• _GOAL OF THE EXERCISE_
Count how many lines contain the word "PTOT". Respond with the number alone.

• _SUPPLIED INFORMATION_
▼

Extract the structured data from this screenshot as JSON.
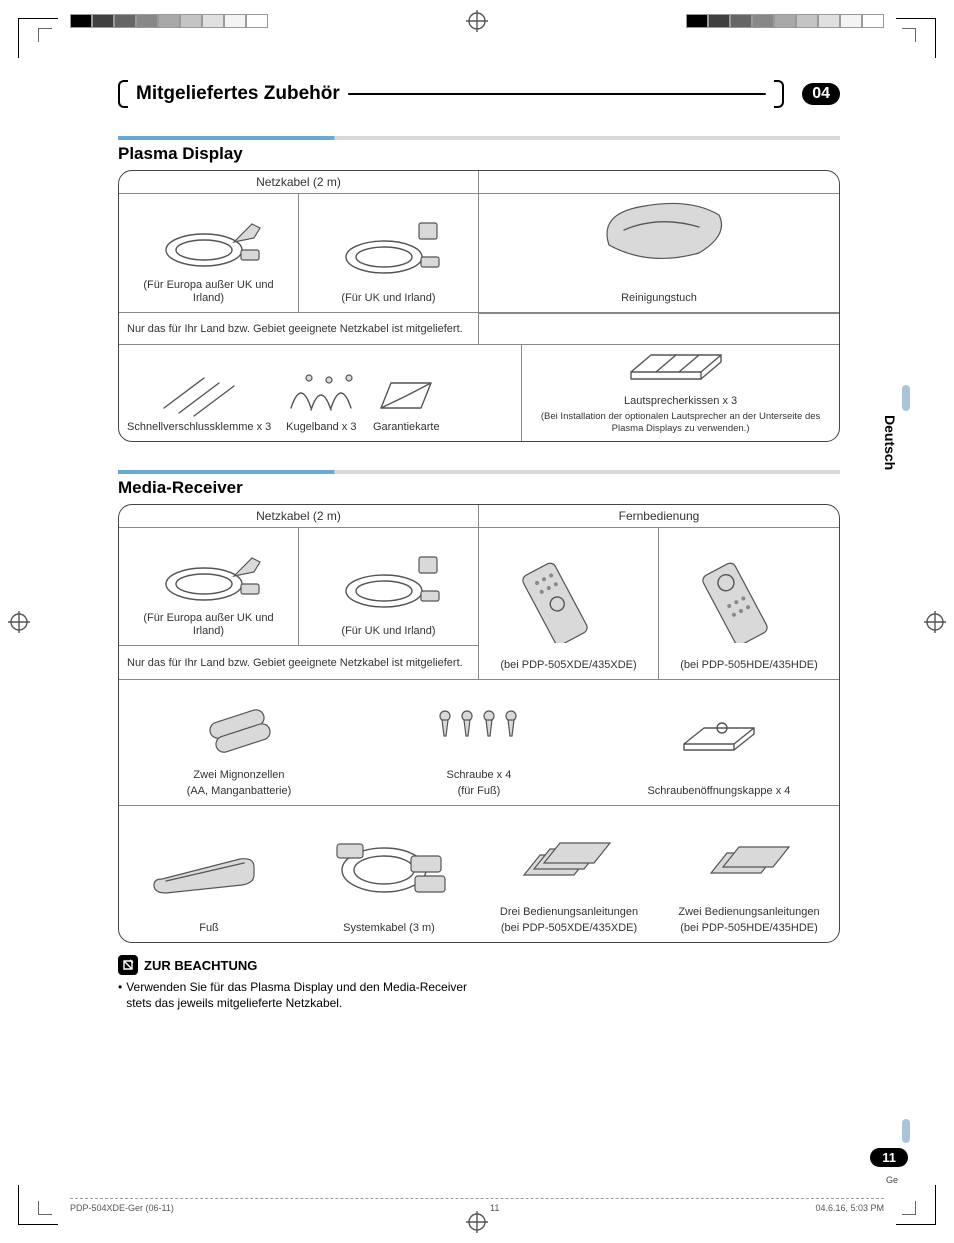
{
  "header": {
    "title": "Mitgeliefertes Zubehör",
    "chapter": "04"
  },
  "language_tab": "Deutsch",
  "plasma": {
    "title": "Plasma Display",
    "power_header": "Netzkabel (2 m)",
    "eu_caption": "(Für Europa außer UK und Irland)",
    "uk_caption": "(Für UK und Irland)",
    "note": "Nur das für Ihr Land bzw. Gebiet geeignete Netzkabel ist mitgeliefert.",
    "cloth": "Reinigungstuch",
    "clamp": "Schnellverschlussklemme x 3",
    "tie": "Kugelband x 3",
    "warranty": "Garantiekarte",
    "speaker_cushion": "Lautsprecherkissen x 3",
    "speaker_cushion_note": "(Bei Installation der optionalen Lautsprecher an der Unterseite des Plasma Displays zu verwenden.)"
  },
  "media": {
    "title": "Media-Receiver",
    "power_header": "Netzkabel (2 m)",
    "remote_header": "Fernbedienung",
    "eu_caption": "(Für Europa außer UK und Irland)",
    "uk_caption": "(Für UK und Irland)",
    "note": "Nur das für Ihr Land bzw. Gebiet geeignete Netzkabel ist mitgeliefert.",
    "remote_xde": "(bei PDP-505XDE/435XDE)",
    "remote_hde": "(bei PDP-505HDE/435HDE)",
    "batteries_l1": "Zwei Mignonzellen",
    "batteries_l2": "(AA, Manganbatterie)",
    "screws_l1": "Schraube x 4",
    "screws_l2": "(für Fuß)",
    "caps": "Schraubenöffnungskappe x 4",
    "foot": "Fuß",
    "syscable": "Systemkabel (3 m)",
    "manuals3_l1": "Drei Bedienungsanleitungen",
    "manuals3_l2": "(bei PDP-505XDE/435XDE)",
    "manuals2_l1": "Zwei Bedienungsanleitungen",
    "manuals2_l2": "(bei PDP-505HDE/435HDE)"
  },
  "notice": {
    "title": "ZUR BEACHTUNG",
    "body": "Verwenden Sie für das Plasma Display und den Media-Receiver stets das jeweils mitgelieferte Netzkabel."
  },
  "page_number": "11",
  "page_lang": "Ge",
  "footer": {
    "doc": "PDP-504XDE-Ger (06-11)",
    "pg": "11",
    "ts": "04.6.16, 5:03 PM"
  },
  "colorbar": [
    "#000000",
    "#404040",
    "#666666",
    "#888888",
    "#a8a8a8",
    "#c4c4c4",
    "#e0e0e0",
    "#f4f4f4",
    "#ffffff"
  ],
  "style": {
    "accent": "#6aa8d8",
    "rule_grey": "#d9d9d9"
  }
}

▲
▼

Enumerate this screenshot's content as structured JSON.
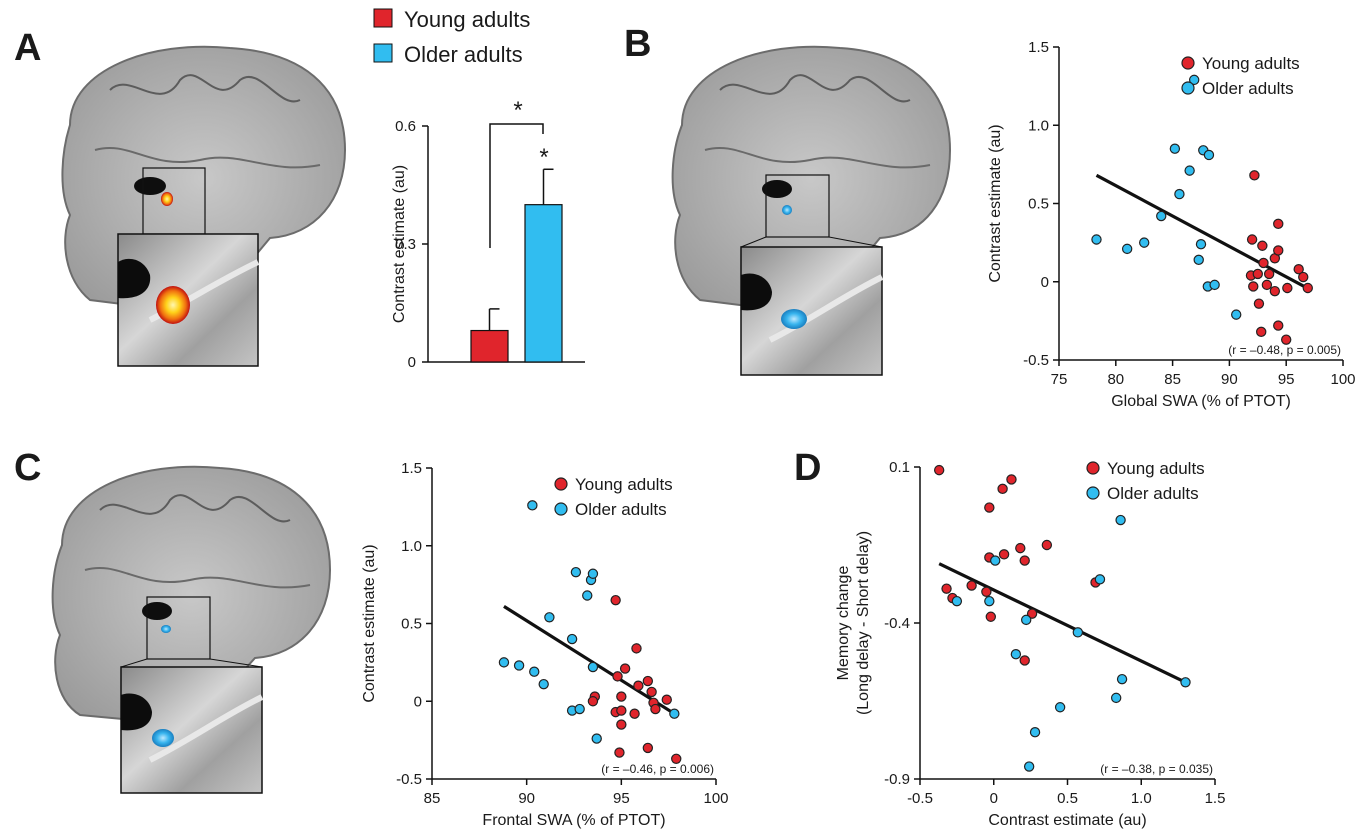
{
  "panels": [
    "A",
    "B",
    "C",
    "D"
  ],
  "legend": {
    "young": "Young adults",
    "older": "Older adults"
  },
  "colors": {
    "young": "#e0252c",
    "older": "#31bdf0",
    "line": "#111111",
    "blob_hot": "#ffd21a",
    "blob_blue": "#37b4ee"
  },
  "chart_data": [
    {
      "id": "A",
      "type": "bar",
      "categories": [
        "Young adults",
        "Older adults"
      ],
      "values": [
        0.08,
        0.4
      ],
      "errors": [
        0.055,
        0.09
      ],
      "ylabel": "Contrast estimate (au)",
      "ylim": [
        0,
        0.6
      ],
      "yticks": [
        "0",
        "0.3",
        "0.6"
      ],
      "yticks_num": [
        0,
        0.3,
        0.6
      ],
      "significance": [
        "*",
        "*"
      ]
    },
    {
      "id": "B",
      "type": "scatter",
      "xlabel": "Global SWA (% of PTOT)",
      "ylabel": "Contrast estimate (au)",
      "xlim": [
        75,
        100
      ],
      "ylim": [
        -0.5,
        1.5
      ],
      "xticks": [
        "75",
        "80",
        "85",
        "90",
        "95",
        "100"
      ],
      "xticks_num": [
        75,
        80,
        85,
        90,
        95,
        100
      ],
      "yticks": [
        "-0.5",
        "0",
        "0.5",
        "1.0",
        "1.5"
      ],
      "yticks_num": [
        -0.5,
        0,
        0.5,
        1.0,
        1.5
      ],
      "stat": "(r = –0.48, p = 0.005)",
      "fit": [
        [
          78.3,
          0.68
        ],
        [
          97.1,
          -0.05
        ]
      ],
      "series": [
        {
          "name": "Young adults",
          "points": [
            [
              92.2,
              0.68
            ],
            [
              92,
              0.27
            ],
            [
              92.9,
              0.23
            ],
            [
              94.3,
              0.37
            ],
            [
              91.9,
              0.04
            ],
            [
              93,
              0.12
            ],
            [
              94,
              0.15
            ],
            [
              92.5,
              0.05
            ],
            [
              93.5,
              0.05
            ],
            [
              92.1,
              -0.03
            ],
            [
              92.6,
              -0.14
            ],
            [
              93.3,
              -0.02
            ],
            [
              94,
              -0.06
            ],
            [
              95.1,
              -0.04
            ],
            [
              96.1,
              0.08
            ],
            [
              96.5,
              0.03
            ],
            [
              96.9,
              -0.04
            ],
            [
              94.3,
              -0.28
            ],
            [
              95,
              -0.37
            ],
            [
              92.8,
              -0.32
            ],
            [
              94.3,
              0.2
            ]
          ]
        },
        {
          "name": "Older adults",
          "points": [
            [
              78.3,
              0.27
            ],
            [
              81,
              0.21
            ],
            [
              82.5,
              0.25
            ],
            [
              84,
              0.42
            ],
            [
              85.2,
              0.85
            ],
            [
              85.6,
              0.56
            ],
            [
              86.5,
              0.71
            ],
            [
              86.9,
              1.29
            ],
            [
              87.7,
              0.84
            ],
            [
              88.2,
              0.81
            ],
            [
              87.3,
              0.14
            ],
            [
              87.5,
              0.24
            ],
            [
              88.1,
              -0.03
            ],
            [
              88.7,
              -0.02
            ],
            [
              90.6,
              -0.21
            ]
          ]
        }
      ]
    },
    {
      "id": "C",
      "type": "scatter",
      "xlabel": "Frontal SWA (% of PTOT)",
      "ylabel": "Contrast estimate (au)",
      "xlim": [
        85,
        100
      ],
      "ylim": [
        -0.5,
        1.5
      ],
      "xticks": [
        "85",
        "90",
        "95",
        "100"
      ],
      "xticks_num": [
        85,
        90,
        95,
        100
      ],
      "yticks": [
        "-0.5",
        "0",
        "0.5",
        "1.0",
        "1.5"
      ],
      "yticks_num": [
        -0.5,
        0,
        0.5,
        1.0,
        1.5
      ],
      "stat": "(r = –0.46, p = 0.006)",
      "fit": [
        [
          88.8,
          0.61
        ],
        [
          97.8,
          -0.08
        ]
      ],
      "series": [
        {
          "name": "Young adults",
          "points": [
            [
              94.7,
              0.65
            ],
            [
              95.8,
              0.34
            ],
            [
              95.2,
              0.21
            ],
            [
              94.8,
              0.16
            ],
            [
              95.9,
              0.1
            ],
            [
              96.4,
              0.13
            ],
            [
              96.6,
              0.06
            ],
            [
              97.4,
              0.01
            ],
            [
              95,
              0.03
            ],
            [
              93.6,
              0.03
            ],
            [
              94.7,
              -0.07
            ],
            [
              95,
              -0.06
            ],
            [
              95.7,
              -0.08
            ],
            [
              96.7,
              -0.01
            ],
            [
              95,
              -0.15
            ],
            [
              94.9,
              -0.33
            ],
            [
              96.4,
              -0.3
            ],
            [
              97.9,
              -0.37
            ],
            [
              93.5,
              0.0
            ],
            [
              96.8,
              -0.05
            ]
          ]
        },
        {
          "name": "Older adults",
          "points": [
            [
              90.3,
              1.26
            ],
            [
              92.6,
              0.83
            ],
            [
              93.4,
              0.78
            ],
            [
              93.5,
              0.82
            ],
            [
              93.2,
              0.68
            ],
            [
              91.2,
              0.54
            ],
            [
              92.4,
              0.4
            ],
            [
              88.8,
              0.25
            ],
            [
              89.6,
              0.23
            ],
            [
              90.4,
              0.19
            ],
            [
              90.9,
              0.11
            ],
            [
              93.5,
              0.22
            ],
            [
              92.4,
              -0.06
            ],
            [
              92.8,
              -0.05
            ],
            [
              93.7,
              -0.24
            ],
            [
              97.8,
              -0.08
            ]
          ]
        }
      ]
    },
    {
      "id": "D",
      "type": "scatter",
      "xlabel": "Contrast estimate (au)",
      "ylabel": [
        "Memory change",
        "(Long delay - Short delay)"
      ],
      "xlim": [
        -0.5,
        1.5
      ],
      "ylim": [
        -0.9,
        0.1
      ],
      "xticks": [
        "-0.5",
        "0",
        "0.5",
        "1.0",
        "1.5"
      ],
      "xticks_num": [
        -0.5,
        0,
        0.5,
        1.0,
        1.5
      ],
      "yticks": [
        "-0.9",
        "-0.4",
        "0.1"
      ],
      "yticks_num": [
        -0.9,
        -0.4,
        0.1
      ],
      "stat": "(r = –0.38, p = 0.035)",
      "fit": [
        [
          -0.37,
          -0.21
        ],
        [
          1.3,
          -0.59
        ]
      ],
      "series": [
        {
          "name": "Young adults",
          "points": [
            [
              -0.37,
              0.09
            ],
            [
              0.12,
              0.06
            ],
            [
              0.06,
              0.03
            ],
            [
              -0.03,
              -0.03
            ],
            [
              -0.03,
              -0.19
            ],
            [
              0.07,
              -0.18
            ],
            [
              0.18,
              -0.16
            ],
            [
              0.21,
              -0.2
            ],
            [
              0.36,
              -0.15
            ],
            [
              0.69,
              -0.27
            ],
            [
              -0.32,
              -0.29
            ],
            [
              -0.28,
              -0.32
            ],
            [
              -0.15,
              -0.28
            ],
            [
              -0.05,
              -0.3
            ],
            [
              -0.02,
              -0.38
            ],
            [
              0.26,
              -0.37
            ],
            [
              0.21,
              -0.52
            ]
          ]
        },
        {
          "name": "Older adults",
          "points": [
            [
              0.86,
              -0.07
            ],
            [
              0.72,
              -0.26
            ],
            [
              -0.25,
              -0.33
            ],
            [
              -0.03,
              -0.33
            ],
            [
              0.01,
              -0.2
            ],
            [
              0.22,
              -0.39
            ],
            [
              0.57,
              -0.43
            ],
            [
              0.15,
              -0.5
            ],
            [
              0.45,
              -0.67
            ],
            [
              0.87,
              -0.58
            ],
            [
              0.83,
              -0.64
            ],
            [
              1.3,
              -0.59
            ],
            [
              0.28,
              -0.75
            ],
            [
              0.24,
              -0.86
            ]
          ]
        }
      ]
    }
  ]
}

▲

• _CORRECT RESPONSE_
2